INSTRUCTION ::
Check every line of the entries for "only", and copy the lines that hold it.

RAW DATA ::
--

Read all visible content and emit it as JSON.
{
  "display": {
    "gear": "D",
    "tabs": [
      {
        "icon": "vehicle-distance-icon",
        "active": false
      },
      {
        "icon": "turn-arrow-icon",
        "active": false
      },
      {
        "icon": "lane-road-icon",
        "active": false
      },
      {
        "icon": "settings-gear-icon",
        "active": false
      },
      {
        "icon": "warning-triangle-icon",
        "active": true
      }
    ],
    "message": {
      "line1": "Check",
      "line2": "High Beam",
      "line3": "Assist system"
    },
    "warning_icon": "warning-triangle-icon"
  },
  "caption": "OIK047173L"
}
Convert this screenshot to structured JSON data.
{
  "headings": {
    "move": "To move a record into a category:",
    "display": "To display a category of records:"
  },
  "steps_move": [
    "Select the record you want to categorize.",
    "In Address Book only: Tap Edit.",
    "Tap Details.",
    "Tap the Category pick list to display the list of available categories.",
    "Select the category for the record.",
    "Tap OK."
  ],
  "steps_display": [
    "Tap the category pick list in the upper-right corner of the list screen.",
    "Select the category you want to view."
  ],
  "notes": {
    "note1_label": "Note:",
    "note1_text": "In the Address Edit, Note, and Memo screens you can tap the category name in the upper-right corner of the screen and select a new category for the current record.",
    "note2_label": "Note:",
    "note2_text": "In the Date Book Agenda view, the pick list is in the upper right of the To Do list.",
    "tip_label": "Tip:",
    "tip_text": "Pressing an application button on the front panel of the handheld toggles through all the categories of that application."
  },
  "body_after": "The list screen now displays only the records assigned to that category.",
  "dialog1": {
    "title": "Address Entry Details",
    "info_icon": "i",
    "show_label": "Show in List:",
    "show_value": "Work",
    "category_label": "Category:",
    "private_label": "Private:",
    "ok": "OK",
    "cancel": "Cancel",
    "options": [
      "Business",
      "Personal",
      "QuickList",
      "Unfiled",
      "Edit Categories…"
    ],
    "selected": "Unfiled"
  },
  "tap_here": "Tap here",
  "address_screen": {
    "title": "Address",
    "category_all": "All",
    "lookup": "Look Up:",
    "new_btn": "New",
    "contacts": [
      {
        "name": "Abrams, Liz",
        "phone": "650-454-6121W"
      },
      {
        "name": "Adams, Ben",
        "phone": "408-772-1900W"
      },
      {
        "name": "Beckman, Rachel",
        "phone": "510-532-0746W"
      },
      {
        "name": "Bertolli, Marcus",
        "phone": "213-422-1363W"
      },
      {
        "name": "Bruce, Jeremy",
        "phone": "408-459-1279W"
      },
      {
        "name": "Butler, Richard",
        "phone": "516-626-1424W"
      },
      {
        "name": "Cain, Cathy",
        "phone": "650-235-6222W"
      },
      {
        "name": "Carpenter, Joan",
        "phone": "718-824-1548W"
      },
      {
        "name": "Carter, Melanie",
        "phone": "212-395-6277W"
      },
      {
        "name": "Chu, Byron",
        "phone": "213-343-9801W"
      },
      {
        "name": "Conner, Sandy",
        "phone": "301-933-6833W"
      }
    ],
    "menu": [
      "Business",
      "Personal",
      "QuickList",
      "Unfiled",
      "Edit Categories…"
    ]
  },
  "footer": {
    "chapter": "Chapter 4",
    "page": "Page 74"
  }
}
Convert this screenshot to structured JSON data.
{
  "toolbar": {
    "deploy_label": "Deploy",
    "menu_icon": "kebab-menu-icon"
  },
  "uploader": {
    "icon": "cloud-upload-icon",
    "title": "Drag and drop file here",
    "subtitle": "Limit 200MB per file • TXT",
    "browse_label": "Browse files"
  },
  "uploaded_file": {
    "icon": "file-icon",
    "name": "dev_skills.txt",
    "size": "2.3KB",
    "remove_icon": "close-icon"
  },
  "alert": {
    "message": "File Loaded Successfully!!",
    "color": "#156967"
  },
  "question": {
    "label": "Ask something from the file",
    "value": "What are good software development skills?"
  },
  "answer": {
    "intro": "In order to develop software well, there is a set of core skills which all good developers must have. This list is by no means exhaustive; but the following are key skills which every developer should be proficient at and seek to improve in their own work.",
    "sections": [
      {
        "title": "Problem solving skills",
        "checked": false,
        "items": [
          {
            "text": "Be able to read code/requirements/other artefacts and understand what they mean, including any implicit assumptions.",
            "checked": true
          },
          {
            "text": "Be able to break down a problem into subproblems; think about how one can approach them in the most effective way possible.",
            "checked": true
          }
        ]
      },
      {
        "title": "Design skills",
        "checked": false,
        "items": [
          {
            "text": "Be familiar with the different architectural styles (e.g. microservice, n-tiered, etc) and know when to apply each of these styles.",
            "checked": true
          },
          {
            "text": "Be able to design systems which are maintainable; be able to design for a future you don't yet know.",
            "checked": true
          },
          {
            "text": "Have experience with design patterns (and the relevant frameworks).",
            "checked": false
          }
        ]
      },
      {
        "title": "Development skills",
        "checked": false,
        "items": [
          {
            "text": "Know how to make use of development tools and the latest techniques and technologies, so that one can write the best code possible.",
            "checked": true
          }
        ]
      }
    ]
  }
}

--

EXERCISE RESPONSE ::
    "In Address Book only: Tap Edit.",
  "body_after": "The list screen now displays only the records assigned to that category.",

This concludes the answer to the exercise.